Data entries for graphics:
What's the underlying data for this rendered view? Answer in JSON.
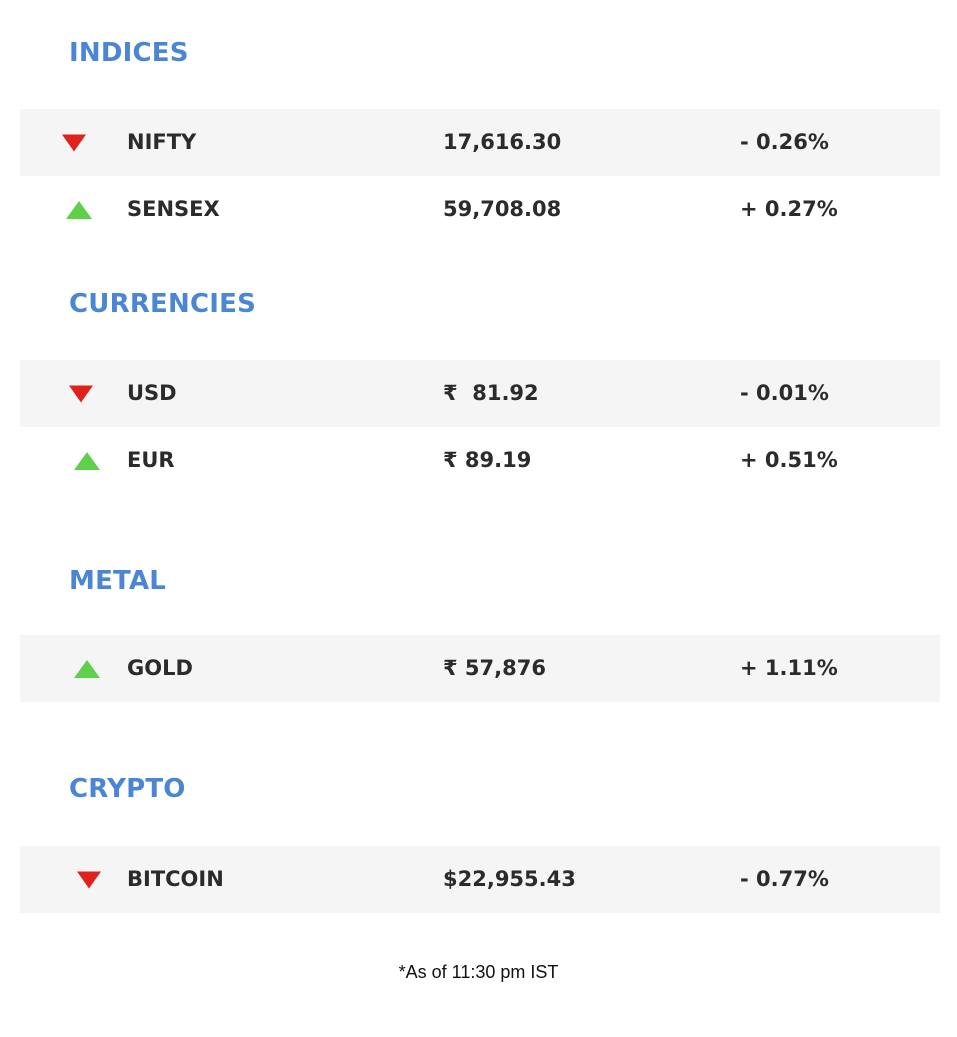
{
  "colors": {
    "heading": "#4a86d4",
    "down": "#e0221c",
    "up": "#5fd04a",
    "row_shade": "#f5f5f5"
  },
  "sections": {
    "indices": {
      "title": "INDICES",
      "rows": [
        {
          "direction": "down",
          "icon": "down-triangle-icon",
          "name": "NIFTY",
          "price": "17,616.30",
          "change": "- 0.26%"
        },
        {
          "direction": "up",
          "icon": "up-triangle-icon",
          "name": "SENSEX",
          "price": "59,708.08",
          "change": "+ 0.27%"
        }
      ]
    },
    "currencies": {
      "title": "CURRENCIES",
      "rows": [
        {
          "direction": "down",
          "icon": "down-triangle-icon",
          "name": "USD",
          "price": "₹  81.92",
          "change": "- 0.01%"
        },
        {
          "direction": "up",
          "icon": "up-triangle-icon",
          "name": "EUR",
          "price": "₹ 89.19",
          "change": "+ 0.51%"
        }
      ]
    },
    "metal": {
      "title": "METAL",
      "rows": [
        {
          "direction": "up",
          "icon": "up-triangle-icon",
          "name": "GOLD",
          "price": "₹ 57,876",
          "change": "+ 1.11%"
        }
      ]
    },
    "crypto": {
      "title": "CRYPTO",
      "rows": [
        {
          "direction": "down",
          "icon": "down-triangle-icon",
          "name": "BITCOIN",
          "price": "$22,955.43",
          "change": "- 0.77%"
        }
      ]
    }
  },
  "footnote": "*As of 11:30 pm IST"
}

Problem →
Your task is to reproduce all of the material exactly. The pictures stay out.

Reply →
What's the underlying data for this rendered view? Answer in JSON.
{
  "colors": {
    "heading": "#4a86d4",
    "down": "#e0221c",
    "up": "#5fd04a",
    "row_shade": "#f5f5f5"
  },
  "sections": {
    "indices": {
      "title": "INDICES",
      "rows": [
        {
          "direction": "down",
          "icon": "down-triangle-icon",
          "name": "NIFTY",
          "price": "17,616.30",
          "change": "- 0.26%"
        },
        {
          "direction": "up",
          "icon": "up-triangle-icon",
          "name": "SENSEX",
          "price": "59,708.08",
          "change": "+ 0.27%"
        }
      ]
    },
    "currencies": {
      "title": "CURRENCIES",
      "rows": [
        {
          "direction": "down",
          "icon": "down-triangle-icon",
          "name": "USD",
          "price": "₹  81.92",
          "change": "- 0.01%"
        },
        {
          "direction": "up",
          "icon": "up-triangle-icon",
          "name": "EUR",
          "price": "₹ 89.19",
          "change": "+ 0.51%"
        }
      ]
    },
    "metal": {
      "title": "METAL",
      "rows": [
        {
          "direction": "up",
          "icon": "up-triangle-icon",
          "name": "GOLD",
          "price": "₹ 57,876",
          "change": "+ 1.11%"
        }
      ]
    },
    "crypto": {
      "title": "CRYPTO",
      "rows": [
        {
          "direction": "down",
          "icon": "down-triangle-icon",
          "name": "BITCOIN",
          "price": "$22,955.43",
          "change": "- 0.77%"
        }
      ]
    }
  },
  "footnote": "*As of 11:30 pm IST"
}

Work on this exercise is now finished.